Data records
--

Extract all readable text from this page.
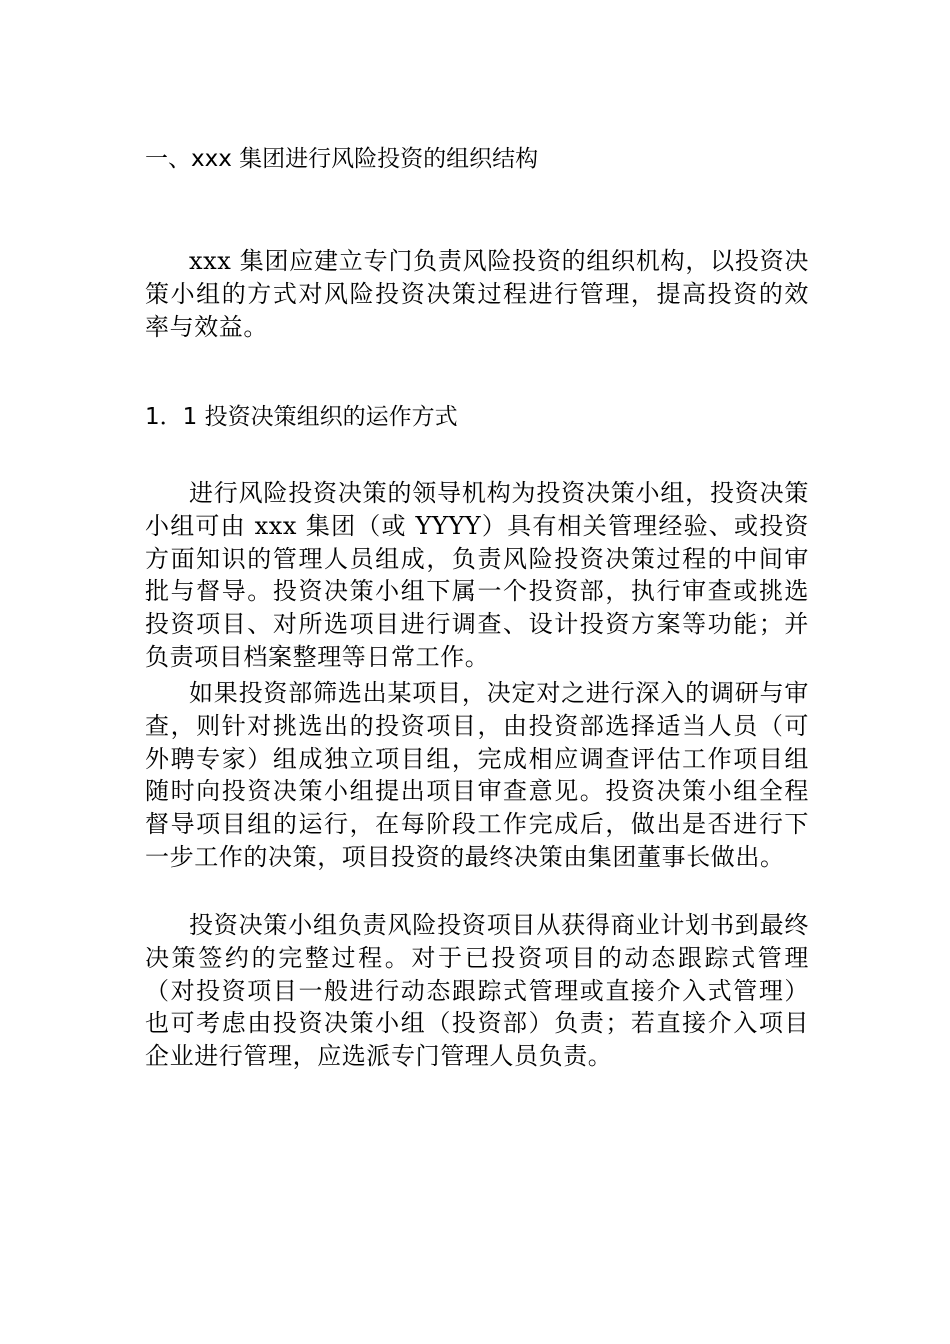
一、xxx 集团进行风险投资的组织结构

xxx 集团应建立专门负责风险投资的组织机构，以投资决策小组的方式对风险投资决策过程进行管理，提高投资的效率与效益。

1．1 投资决策组织的运作方式

进行风险投资决策的领导机构为投资决策小组，投资决策小组可由 xxx 集团（或 YYYY）具有相关管理经验、或投资方面知识的管理人员组成，负责风险投资决策过程的中间审批与督导。投资决策小组下属一个投资部，执行审查或挑选投资项目、对所选项目进行调查、设计投资方案等功能；并负责项目档案整理等日常工作。

如果投资部筛选出某项目，决定对之进行深入的调研与审查，则针对挑选出的投资项目，由投资部选择适当人员（可外聘专家）组成独立项目组，完成相应调查评估工作项目组随时向投资决策小组提出项目审查意见。投资决策小组全程督导项目组的运行，在每阶段工作完成后，做出是否进行下一步工作的决策，项目投资的最终决策由集团董事长做出。

投资决策小组负责风险投资项目从获得商业计划书到最终决策签约的完整过程。对于已投资项目的动态跟踪式管理（对投资项目一般进行动态跟踪式管理或直接介入式管理）也可考虑由投资决策小组（投资部）负责；若直接介入项目企业进行管理，应选派专门管理人员负责。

--

What to work on
Please set down each line of the data above exactly as written, without the pictures.

Response to this exercise
Extract all readable text from this page.
一、xxx 集团进行风险投资的组织结构

xxx 集团应建立专门负责风险投资的组织机构，以投资决策小组的方式对风险投资决策过程进行管理，提高投资的效率与效益。

1．1 投资决策组织的运作方式

进行风险投资决策的领导机构为投资决策小组，投资决策小组可由 xxx 集团（或 YYYY）具有相关管理经验、或投资方面知识的管理人员组成，负责风险投资决策过程的中间审批与督导。投资决策小组下属一个投资部，执行审查或挑选投资项目、对所选项目进行调查、设计投资方案等功能；并负责项目档案整理等日常工作。

如果投资部筛选出某项目，决定对之进行深入的调研与审查，则针对挑选出的投资项目，由投资部选择适当人员（可外聘专家）组成独立项目组，完成相应调查评估工作项目组随时向投资决策小组提出项目审查意见。投资决策小组全程督导项目组的运行，在每阶段工作完成后，做出是否进行下一步工作的决策，项目投资的最终决策由集团董事长做出。

投资决策小组负责风险投资项目从获得商业计划书到最终决策签约的完整过程。对于已投资项目的动态跟踪式管理（对投资项目一般进行动态跟踪式管理或直接介入式管理）也可考虑由投资决策小组（投资部）负责；若直接介入项目企业进行管理，应选派专门管理人员负责。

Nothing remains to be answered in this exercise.